→ Task brief
Using the records that follow, copy every line containing the word "Founder".

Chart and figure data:
::::::::

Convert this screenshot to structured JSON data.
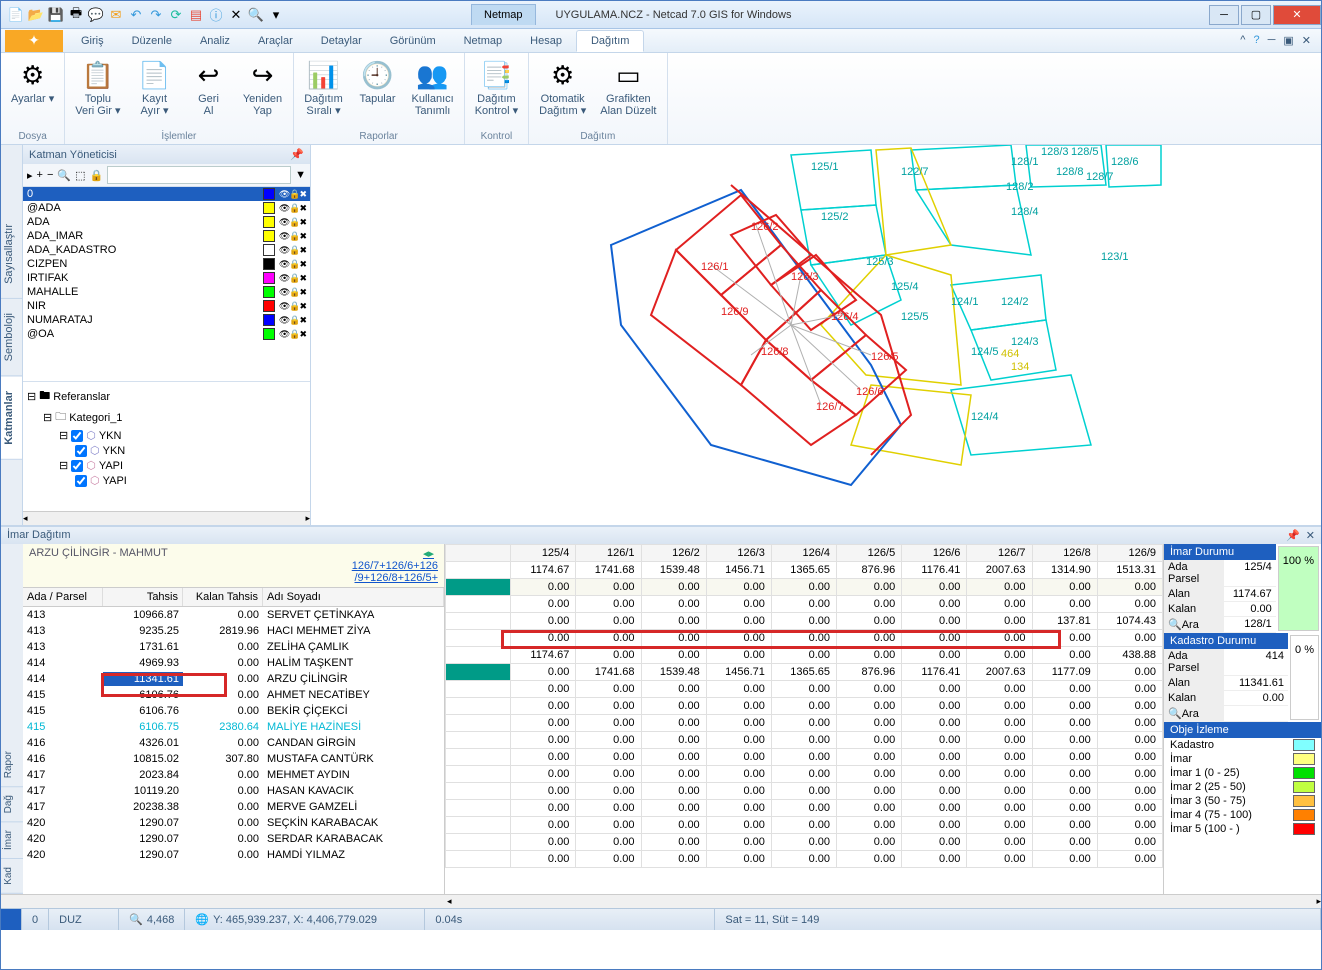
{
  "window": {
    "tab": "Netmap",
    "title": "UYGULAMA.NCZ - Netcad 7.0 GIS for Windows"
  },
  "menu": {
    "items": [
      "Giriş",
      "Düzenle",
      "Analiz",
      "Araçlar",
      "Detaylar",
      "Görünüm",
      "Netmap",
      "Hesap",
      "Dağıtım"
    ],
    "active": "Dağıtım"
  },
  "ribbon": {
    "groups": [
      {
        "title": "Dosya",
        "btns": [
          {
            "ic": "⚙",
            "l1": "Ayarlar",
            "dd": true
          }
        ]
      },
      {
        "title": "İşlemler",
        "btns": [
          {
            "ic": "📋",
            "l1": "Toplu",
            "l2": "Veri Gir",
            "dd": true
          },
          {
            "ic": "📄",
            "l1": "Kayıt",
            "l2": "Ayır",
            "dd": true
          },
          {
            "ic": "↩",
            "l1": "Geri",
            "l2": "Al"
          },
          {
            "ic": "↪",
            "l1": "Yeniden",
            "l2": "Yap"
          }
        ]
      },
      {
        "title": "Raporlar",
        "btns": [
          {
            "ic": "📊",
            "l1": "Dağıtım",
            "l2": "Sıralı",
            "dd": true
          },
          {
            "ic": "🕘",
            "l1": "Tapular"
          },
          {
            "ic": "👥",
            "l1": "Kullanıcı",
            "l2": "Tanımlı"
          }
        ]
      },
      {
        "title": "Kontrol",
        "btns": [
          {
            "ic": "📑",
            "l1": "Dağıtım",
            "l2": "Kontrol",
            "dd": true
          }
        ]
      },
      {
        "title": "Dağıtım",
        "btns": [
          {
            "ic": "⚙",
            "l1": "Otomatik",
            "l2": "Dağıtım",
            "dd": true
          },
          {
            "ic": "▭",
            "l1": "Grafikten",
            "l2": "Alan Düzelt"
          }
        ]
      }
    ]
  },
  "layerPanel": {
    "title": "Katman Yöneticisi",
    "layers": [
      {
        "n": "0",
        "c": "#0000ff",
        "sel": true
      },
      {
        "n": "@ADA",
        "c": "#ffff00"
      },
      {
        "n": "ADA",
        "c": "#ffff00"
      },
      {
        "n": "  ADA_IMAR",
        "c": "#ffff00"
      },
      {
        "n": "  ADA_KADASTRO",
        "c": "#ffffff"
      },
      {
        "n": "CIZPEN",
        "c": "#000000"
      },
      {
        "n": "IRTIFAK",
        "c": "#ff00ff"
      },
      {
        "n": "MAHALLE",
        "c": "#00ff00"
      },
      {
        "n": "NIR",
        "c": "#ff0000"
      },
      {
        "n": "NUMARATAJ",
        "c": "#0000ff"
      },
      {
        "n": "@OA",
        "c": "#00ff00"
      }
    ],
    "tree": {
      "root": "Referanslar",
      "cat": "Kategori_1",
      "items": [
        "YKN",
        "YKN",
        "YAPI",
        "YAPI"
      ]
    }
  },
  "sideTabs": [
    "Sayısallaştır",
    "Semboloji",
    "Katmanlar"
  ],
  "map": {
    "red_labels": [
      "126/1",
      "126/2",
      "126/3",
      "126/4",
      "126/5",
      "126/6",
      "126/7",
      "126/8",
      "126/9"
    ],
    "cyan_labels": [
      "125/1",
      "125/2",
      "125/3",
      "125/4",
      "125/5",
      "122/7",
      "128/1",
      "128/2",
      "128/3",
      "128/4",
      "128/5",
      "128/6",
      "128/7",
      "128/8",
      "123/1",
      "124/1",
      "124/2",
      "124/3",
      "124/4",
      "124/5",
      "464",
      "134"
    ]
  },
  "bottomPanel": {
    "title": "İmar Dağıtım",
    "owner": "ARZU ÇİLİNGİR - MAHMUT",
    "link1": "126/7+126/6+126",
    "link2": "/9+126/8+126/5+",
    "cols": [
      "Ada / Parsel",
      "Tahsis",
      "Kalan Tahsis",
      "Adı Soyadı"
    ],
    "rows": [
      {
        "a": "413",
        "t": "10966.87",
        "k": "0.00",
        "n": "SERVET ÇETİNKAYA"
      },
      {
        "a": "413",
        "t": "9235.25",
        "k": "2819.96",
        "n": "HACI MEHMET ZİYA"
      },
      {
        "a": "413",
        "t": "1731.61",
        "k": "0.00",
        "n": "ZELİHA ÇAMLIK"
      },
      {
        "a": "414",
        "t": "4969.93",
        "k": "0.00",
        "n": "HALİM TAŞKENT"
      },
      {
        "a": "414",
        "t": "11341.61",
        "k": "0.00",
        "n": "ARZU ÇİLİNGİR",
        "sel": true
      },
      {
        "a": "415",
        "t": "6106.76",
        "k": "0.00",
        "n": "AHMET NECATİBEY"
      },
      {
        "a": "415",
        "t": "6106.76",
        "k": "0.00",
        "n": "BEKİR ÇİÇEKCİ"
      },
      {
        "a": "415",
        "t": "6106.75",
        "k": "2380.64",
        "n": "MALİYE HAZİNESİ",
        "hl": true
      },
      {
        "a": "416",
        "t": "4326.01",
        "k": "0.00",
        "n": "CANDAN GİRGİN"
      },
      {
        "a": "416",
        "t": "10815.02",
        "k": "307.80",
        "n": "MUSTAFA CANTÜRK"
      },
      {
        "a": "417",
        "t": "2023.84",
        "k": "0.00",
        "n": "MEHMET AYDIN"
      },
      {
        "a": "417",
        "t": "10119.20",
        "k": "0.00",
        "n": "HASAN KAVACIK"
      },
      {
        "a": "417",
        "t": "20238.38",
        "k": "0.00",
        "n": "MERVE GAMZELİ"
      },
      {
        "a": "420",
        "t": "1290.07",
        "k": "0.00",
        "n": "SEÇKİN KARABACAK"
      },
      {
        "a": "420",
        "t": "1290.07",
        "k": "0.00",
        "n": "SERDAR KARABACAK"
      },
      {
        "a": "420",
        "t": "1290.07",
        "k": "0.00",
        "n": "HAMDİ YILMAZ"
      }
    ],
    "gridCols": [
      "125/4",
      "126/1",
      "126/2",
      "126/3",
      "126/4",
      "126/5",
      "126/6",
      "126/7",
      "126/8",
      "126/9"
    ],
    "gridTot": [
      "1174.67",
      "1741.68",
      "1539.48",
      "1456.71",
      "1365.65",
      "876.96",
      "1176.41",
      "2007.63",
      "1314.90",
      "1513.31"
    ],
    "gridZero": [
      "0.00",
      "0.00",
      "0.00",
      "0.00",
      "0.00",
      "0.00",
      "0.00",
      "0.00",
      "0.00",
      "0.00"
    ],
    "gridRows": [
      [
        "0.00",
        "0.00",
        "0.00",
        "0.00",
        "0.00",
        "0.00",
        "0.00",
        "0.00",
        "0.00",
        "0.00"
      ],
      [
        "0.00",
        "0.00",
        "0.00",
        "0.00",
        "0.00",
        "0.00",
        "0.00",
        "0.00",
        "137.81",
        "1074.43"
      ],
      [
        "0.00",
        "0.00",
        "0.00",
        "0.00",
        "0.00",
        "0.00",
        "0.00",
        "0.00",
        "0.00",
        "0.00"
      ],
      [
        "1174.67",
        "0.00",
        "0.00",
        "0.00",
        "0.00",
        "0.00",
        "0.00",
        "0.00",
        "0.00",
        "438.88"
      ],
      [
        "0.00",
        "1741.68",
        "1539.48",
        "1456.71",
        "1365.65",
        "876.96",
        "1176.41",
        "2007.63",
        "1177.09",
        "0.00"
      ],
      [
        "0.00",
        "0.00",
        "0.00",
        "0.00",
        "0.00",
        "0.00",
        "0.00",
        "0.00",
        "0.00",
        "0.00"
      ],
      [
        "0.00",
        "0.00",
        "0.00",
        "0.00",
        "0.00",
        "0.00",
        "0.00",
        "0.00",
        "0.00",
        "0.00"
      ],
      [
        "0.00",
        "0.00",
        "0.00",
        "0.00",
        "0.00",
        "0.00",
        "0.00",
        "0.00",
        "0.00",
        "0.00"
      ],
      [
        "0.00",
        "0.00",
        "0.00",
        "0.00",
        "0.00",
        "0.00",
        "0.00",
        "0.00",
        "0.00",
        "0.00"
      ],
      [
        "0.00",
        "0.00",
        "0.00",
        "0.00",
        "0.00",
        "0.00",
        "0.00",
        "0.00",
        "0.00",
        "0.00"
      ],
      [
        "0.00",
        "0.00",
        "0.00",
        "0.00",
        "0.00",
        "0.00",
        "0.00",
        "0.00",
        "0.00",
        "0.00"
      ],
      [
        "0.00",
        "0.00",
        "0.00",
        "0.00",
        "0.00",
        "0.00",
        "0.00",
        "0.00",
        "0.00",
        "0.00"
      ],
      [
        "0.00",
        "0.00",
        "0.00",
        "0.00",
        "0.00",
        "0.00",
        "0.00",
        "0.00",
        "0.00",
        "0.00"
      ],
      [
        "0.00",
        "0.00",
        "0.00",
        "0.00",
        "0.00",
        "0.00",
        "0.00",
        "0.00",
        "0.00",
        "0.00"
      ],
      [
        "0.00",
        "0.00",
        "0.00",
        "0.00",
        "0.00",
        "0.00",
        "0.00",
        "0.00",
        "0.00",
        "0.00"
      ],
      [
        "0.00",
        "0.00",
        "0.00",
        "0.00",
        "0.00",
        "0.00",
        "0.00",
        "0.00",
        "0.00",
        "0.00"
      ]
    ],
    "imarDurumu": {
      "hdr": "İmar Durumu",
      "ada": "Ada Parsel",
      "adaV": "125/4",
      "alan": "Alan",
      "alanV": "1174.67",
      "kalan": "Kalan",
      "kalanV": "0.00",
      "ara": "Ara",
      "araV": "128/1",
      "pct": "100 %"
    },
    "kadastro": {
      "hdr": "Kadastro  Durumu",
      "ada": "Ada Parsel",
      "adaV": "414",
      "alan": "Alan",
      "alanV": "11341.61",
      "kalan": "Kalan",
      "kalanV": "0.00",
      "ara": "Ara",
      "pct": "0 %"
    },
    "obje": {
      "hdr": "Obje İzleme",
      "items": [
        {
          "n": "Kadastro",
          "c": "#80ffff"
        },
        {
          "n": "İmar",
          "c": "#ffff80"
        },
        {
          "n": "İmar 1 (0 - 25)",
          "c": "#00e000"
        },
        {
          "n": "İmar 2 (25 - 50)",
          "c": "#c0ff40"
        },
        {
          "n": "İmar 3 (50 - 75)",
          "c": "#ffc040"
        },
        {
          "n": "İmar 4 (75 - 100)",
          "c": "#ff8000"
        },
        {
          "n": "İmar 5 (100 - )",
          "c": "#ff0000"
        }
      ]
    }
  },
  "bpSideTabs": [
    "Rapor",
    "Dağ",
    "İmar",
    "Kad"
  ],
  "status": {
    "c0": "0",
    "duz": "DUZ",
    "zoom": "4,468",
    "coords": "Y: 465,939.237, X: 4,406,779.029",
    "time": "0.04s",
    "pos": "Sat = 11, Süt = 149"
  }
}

::::::::

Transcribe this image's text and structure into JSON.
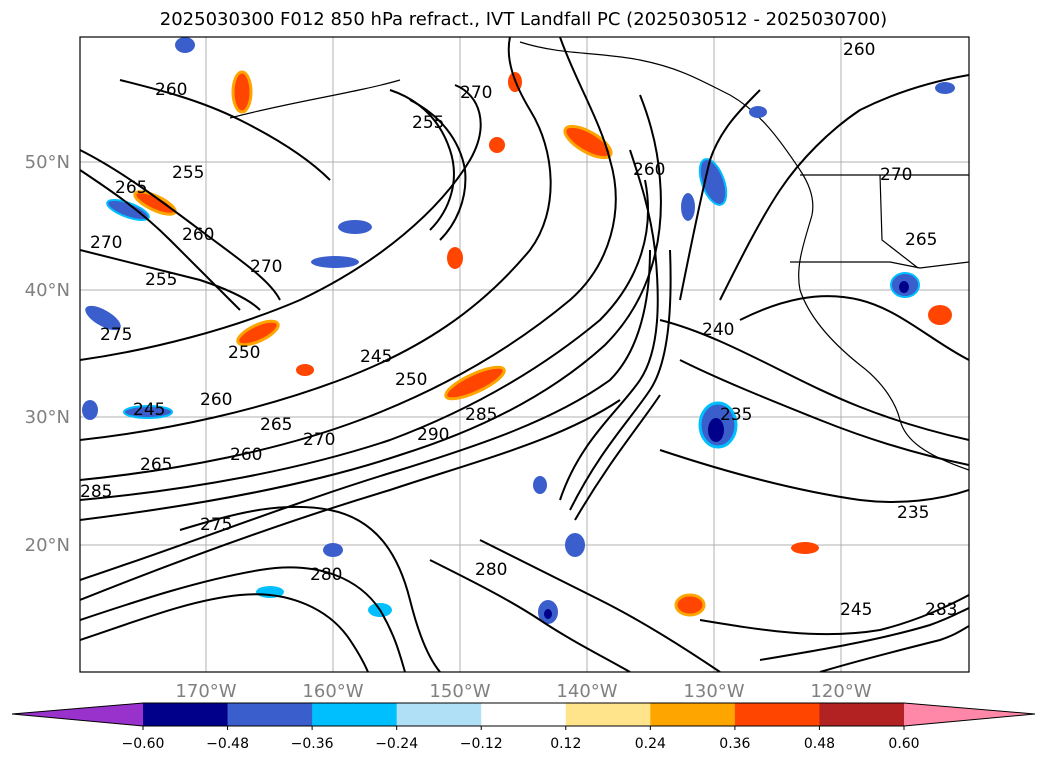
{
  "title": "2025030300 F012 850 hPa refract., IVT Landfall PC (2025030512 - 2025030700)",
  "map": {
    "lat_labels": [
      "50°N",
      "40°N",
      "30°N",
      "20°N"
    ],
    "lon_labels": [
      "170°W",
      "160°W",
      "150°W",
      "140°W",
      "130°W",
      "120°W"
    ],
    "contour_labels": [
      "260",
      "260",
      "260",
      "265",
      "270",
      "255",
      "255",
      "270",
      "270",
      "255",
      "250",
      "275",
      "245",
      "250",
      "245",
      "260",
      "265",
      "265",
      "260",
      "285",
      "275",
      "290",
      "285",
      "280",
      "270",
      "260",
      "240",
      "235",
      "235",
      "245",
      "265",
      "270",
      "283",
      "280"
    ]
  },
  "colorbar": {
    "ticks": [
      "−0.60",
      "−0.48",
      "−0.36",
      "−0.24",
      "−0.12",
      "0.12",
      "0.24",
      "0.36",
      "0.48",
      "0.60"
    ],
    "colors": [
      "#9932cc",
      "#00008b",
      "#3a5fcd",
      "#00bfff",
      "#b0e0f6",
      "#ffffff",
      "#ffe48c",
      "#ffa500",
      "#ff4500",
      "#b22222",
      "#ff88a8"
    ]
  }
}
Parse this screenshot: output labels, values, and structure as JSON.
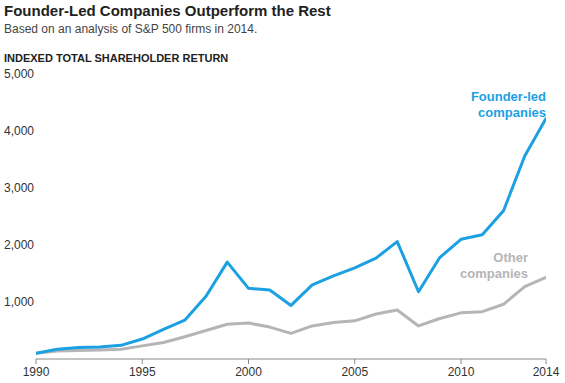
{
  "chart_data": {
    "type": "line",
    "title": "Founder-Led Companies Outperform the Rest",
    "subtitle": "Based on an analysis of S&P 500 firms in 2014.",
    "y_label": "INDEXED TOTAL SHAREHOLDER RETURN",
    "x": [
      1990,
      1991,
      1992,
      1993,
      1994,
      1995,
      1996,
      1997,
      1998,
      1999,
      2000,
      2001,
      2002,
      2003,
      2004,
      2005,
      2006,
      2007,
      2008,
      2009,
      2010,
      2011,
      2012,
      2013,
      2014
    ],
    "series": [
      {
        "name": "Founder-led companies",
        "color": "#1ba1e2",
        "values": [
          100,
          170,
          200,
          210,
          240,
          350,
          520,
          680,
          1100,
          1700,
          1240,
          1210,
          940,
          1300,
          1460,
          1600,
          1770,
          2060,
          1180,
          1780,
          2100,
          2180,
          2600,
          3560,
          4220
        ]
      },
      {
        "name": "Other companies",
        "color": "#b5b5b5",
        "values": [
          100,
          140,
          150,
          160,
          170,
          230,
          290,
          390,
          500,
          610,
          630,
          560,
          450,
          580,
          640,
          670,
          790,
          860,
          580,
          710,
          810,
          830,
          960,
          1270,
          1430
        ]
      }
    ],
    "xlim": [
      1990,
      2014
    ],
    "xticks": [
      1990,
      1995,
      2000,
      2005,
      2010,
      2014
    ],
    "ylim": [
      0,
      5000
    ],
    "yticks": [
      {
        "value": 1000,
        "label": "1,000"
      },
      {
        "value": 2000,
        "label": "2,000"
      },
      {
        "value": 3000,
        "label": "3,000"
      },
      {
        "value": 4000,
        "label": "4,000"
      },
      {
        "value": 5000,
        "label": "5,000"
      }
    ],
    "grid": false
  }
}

::::::::

→ Output for this task
    "title": "Founder-Led Companies Outperform the Rest",
        "name": "Founder-led companies",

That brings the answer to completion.